Each line of the data that includes the string "name" is to be copied out.

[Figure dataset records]
+ + +

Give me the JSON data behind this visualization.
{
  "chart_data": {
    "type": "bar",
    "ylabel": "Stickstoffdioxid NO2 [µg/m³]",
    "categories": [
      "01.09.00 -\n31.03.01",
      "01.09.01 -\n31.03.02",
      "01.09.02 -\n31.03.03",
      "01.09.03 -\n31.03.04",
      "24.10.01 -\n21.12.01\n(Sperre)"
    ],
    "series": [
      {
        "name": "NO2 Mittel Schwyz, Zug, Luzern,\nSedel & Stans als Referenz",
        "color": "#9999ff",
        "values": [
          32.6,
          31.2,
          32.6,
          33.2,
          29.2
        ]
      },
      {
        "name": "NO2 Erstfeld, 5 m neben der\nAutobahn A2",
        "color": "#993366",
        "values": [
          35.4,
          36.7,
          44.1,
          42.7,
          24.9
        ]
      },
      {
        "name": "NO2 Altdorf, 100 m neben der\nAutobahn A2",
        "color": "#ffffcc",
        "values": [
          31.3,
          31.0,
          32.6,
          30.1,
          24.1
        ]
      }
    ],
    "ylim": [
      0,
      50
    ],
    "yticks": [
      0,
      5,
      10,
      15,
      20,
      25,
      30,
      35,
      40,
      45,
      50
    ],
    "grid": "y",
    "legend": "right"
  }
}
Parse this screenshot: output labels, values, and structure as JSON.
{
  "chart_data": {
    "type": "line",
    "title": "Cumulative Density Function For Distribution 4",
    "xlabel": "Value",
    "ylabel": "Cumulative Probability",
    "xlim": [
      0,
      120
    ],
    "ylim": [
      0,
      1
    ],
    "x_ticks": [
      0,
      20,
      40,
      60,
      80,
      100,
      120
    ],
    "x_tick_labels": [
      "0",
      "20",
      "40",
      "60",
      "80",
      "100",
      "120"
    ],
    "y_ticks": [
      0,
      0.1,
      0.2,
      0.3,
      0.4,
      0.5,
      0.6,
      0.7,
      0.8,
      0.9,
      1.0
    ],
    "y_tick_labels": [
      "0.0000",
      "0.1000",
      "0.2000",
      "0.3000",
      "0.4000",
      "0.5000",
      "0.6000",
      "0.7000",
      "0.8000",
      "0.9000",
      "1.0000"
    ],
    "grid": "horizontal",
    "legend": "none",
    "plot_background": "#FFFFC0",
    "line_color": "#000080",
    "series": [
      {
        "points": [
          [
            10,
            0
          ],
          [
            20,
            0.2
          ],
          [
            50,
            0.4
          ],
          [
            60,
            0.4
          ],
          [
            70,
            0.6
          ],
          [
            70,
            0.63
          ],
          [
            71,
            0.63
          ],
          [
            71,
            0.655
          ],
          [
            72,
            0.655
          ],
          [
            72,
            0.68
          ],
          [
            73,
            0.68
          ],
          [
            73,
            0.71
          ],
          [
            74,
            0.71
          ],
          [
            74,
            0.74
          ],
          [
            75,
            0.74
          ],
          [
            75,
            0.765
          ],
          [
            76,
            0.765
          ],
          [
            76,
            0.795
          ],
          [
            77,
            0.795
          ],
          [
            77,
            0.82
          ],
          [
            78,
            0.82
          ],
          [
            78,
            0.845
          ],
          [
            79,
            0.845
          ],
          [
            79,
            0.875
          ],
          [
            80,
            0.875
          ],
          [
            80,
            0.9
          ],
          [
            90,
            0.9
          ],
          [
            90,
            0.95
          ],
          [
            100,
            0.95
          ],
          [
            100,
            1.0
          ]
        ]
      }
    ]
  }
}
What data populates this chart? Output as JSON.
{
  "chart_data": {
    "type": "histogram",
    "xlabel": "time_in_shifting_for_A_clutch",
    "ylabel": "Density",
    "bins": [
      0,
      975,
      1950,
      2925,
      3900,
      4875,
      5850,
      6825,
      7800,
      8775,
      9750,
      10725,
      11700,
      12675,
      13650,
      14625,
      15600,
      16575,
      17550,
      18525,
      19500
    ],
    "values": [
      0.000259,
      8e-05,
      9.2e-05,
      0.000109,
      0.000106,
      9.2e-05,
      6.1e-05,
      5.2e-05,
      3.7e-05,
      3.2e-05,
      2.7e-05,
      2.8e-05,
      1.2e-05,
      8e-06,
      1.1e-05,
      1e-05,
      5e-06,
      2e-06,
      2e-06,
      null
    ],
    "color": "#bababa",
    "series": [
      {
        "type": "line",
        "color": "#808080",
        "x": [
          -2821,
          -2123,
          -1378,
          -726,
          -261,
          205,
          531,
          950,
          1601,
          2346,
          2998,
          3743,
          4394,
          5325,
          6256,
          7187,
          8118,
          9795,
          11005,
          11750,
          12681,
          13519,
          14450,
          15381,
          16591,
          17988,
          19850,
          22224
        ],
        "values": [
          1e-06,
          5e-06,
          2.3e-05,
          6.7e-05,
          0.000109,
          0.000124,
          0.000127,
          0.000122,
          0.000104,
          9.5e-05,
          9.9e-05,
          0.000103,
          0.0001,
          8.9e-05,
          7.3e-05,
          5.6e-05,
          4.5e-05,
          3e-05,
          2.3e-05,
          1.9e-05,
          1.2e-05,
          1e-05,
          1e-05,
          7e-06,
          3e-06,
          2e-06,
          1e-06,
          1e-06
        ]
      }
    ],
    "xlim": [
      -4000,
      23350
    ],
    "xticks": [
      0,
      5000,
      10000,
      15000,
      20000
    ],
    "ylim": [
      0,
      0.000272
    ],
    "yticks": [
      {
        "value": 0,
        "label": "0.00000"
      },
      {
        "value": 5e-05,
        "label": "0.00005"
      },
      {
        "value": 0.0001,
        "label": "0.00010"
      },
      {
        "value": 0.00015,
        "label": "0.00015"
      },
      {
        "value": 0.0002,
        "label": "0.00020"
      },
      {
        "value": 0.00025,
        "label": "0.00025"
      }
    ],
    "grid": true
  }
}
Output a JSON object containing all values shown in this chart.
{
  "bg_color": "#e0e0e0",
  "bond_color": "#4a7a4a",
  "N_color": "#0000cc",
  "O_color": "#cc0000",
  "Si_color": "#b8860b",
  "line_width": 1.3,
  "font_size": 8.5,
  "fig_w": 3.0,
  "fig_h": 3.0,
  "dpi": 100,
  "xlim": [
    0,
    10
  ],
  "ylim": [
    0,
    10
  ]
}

+ + +

**Written reply:**
        "name": "NO2 Mittel Schwyz, Zug, Luzern,\nSedel & Stans als Referenz",
        "name": "NO2 Erstfeld, 5 m neben der\nAutobahn A2",
        "name": "NO2 Altdorf, 100 m neben der\nAutobahn A2",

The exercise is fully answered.